- [Data records]
━━━━━━━━
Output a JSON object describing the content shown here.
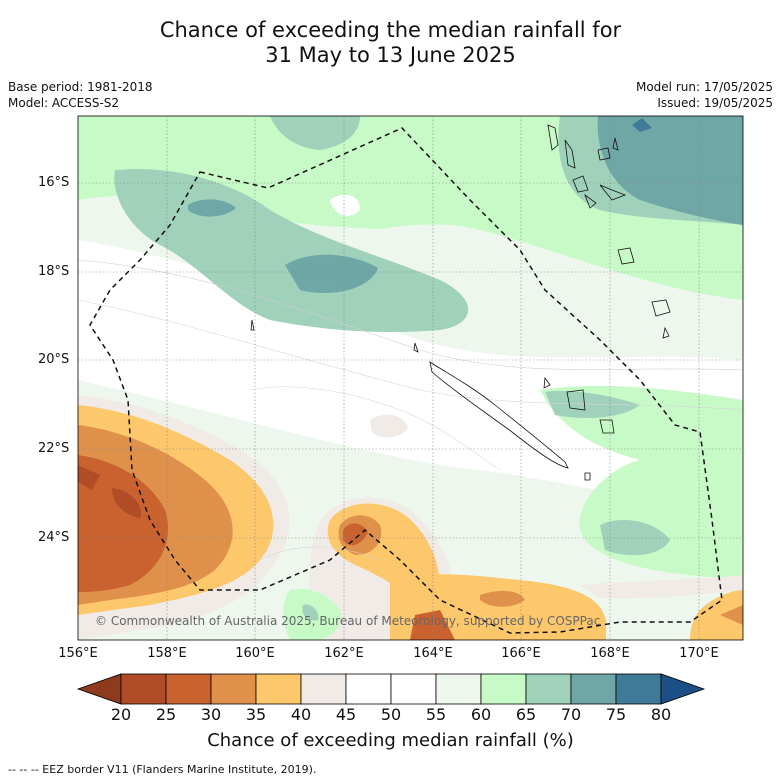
{
  "title_line1": "Chance of exceeding the median rainfall for",
  "title_line2": "31 May to 13 June 2025",
  "meta_left": [
    "Base period: 1981-2018",
    "Model: ACCESS-S2"
  ],
  "meta_right": [
    "Model run: 17/05/2025",
    "Issued: 19/05/2025"
  ],
  "lat_labels": [
    "16°S",
    "18°S",
    "20°S",
    "22°S",
    "24°S"
  ],
  "lon_labels": [
    "156°E",
    "158°E",
    "160°E",
    "162°E",
    "164°E",
    "166°E",
    "168°E",
    "170°E"
  ],
  "copyright": "© Commonwealth of Australia 2025, Bureau of Meteorology, supported by COSPPac",
  "colorbar": {
    "ticks": [
      "20",
      "25",
      "30",
      "35",
      "40",
      "45",
      "50",
      "55",
      "60",
      "65",
      "70",
      "75",
      "80"
    ],
    "label": "Chance of exceeding median rainfall (%)",
    "colors": [
      "#8e3a1c",
      "#b04c26",
      "#c9622f",
      "#df914c",
      "#fdc86b",
      "#f1ebe8",
      "#ffffff",
      "#ffffff",
      "#eef7ee",
      "#c8fac8",
      "#9fd1bb",
      "#6fa6a6",
      "#3f7a99",
      "#1c4f86"
    ]
  },
  "footer": "--  --  -- EEZ border V11 (Flanders Marine Institute, 2019)."
}
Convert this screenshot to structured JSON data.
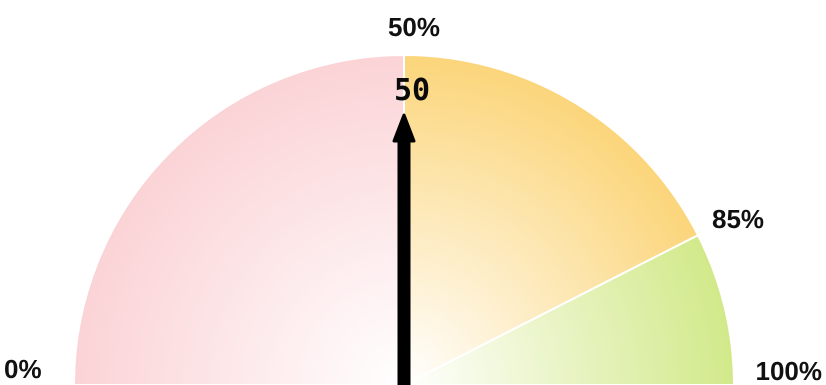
{
  "chart_data": {
    "type": "gauge",
    "min": 0,
    "max": 100,
    "value": 50,
    "value_label": "50",
    "bands": [
      {
        "from": 0,
        "to": 50,
        "color": "#fbd3d6",
        "inner_color": "#ffffff"
      },
      {
        "from": 50,
        "to": 85,
        "color": "#fbd57a",
        "inner_color": "#ffffff"
      },
      {
        "from": 85,
        "to": 100,
        "color": "#d2e98a",
        "inner_color": "#ffffff"
      }
    ],
    "tick_labels": [
      {
        "value": 0,
        "text": "0%"
      },
      {
        "value": 50,
        "text": "50%"
      },
      {
        "value": 85,
        "text": "85%"
      },
      {
        "value": 100,
        "text": "100%"
      }
    ],
    "needle_color": "#000000"
  }
}
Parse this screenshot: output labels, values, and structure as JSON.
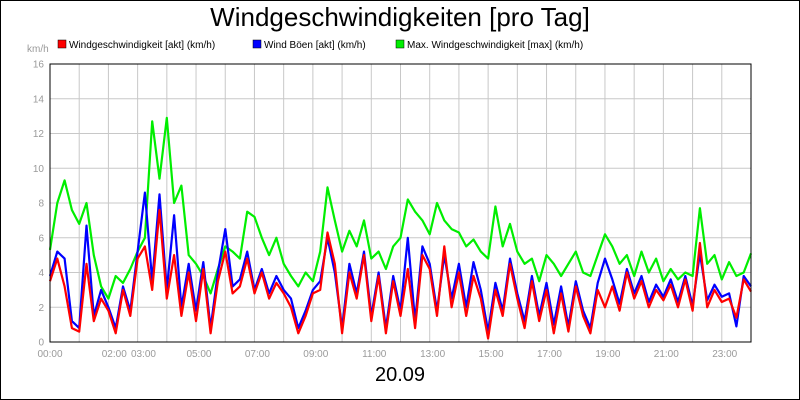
{
  "chart_data": {
    "type": "line",
    "title": "Windgeschwindigkeiten [pro Tag]",
    "ylabel": "km/h",
    "date_label": "20.09",
    "ylim": [
      0,
      16
    ],
    "yticks": [
      0,
      2,
      4,
      6,
      8,
      10,
      12,
      14,
      16
    ],
    "xlim": [
      0,
      24
    ],
    "xtick_labels": [
      "00:00",
      "02:00",
      "03:00",
      "05:00",
      "07:00",
      "09:00",
      "11:00",
      "13:00",
      "15:00",
      "17:00",
      "19:00",
      "21:00",
      "23:00"
    ],
    "xtick_values": [
      0,
      2.2,
      3.2,
      5.1,
      7.1,
      9.1,
      11.1,
      13.1,
      15.1,
      17.1,
      19.1,
      21.1,
      23.1
    ],
    "x": [
      0,
      0.25,
      0.5,
      0.75,
      1,
      1.25,
      1.5,
      1.75,
      2,
      2.25,
      2.5,
      2.75,
      3,
      3.25,
      3.5,
      3.75,
      4,
      4.25,
      4.5,
      4.75,
      5,
      5.25,
      5.5,
      5.75,
      6,
      6.25,
      6.5,
      6.75,
      7,
      7.25,
      7.5,
      7.75,
      8,
      8.25,
      8.5,
      8.75,
      9,
      9.25,
      9.5,
      9.75,
      10,
      10.25,
      10.5,
      10.75,
      11,
      11.25,
      11.5,
      11.75,
      12,
      12.25,
      12.5,
      12.75,
      13,
      13.25,
      13.5,
      13.75,
      14,
      14.25,
      14.5,
      14.75,
      15,
      15.25,
      15.5,
      15.75,
      16,
      16.25,
      16.5,
      16.75,
      17,
      17.25,
      17.5,
      17.75,
      18,
      18.25,
      18.5,
      18.75,
      19,
      19.25,
      19.5,
      19.75,
      20,
      20.25,
      20.5,
      20.75,
      21,
      21.25,
      21.5,
      21.75,
      22,
      22.25,
      22.5,
      22.75,
      23,
      23.25,
      23.5,
      23.75,
      24
    ],
    "series": [
      {
        "name": "Windgeschwindigkeit [akt] (km/h)",
        "color": "#ff0000",
        "values": [
          3.5,
          4.8,
          3.2,
          0.8,
          0.6,
          4.5,
          1.2,
          2.5,
          1.8,
          0.5,
          3.0,
          1.5,
          4.8,
          5.5,
          3.0,
          7.6,
          2.5,
          5.0,
          1.5,
          4.0,
          1.2,
          4.2,
          0.5,
          3.5,
          5.2,
          2.8,
          3.2,
          4.8,
          2.8,
          4.0,
          2.5,
          3.4,
          2.8,
          2.0,
          0.5,
          1.5,
          2.8,
          3.0,
          6.3,
          4.5,
          0.5,
          4.0,
          2.5,
          5.0,
          1.2,
          3.8,
          0.5,
          3.5,
          1.5,
          4.2,
          0.8,
          5.0,
          4.2,
          1.5,
          5.5,
          2.0,
          4.0,
          1.5,
          3.8,
          2.5,
          0.2,
          3.0,
          1.5,
          4.5,
          2.5,
          0.8,
          3.5,
          1.2,
          3.0,
          0.5,
          2.8,
          0.6,
          3.2,
          1.5,
          0.5,
          3.0,
          2.0,
          3.2,
          1.8,
          4.0,
          2.5,
          3.5,
          2.0,
          3.0,
          2.4,
          3.3,
          2.0,
          3.6,
          1.8,
          5.7,
          2.0,
          3.0,
          2.3,
          2.5,
          1.4,
          3.6,
          2.9
        ]
      },
      {
        "name": "Wind Böen [akt] (km/h)",
        "color": "#0000ff",
        "values": [
          3.8,
          5.2,
          4.8,
          1.2,
          0.8,
          6.7,
          1.5,
          3.0,
          2.0,
          0.8,
          3.2,
          1.8,
          5.2,
          8.6,
          3.5,
          8.5,
          3.0,
          7.3,
          2.0,
          4.5,
          1.8,
          4.6,
          0.8,
          4.0,
          6.5,
          3.2,
          3.6,
          5.2,
          3.0,
          4.2,
          2.8,
          3.8,
          3.0,
          2.5,
          0.8,
          1.8,
          3.0,
          3.5,
          6.0,
          4.0,
          0.8,
          4.5,
          2.8,
          5.2,
          1.5,
          4.0,
          0.8,
          3.8,
          1.8,
          6.0,
          1.2,
          5.5,
          4.5,
          1.8,
          5.0,
          2.5,
          4.5,
          2.0,
          4.6,
          3.0,
          0.6,
          3.4,
          1.8,
          4.8,
          2.8,
          1.2,
          3.8,
          1.5,
          3.4,
          1.0,
          3.2,
          0.9,
          3.5,
          1.8,
          0.8,
          3.4,
          4.8,
          3.6,
          2.2,
          4.2,
          2.8,
          3.8,
          2.3,
          3.3,
          2.6,
          3.6,
          2.3,
          3.8,
          2.1,
          5.1,
          2.4,
          3.3,
          2.6,
          2.8,
          0.9,
          3.8,
          3.2
        ]
      },
      {
        "name": "Max. Windgeschwindigkeit [max] (km/h)",
        "color": "#00ee00",
        "values": [
          5.3,
          8.0,
          9.3,
          7.6,
          6.8,
          8.0,
          5.0,
          3.2,
          2.5,
          3.8,
          3.4,
          4.2,
          5.2,
          6.0,
          12.7,
          9.4,
          12.9,
          8.0,
          9.0,
          5.0,
          4.5,
          3.8,
          2.8,
          4.2,
          5.5,
          5.2,
          4.8,
          7.5,
          7.2,
          6.0,
          5.0,
          6.0,
          4.5,
          3.8,
          3.2,
          4.0,
          3.5,
          5.2,
          8.9,
          7.0,
          5.2,
          6.4,
          5.5,
          7.0,
          4.8,
          5.2,
          4.2,
          5.5,
          6.0,
          8.2,
          7.5,
          7.0,
          6.2,
          8.0,
          7.0,
          6.5,
          6.3,
          5.5,
          5.9,
          5.2,
          4.8,
          7.8,
          5.5,
          6.8,
          5.2,
          4.5,
          4.8,
          3.5,
          5.0,
          4.5,
          3.8,
          4.5,
          5.2,
          4.0,
          3.8,
          5.0,
          6.2,
          5.5,
          4.5,
          5.0,
          3.8,
          5.2,
          4.0,
          4.8,
          3.5,
          4.2,
          3.6,
          4.0,
          3.8,
          7.7,
          4.5,
          5.0,
          3.6,
          4.6,
          3.8,
          4.0,
          5.1
        ]
      }
    ]
  }
}
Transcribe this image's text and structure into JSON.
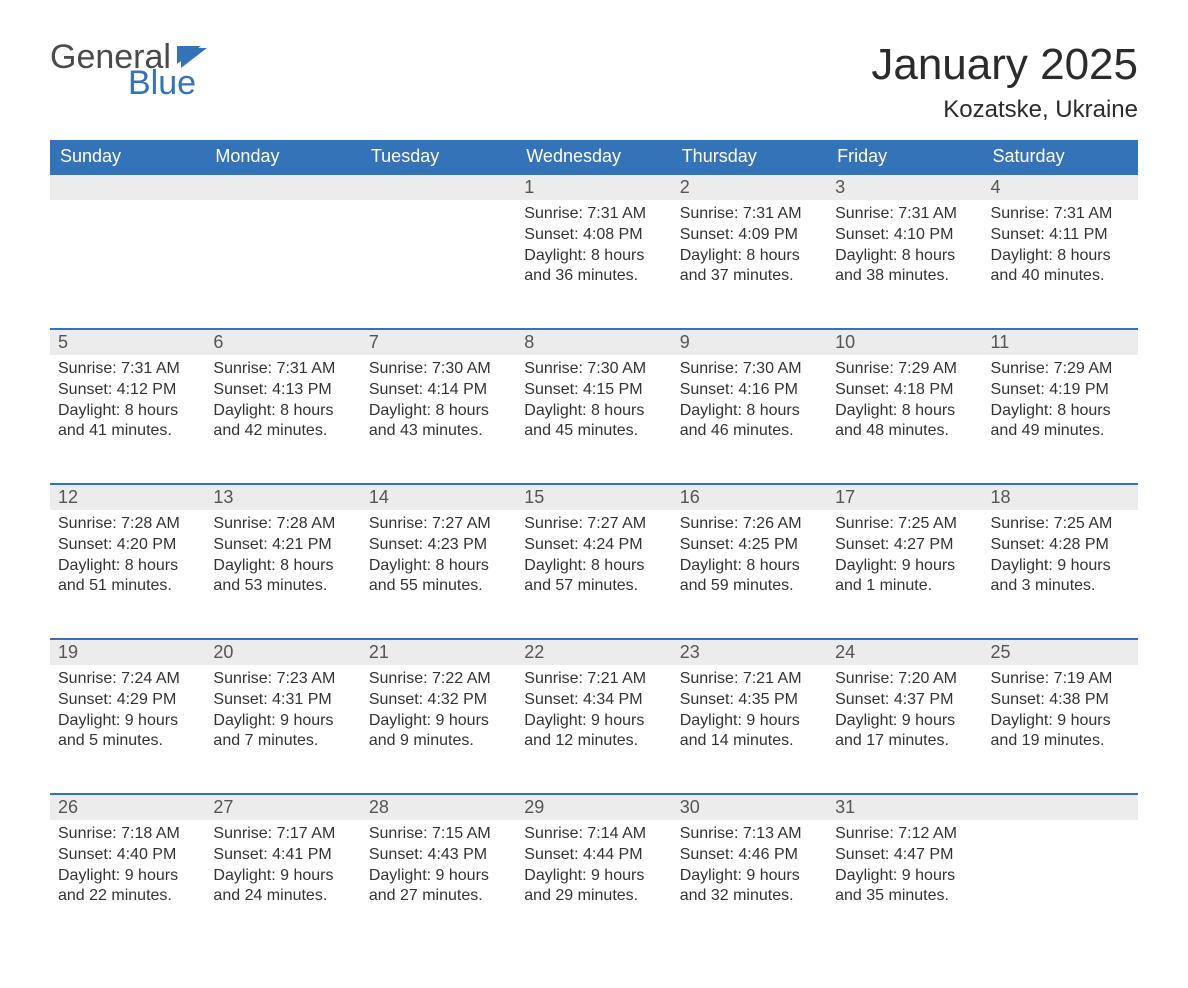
━━━━━━━━
- [Task instructions] Identify and copy the lines holding the word "screenshot".

- [Exercise answer]
Convert this screenshot to structured JSON data.
Parse this screenshot: output labels, values, and structure as JSON.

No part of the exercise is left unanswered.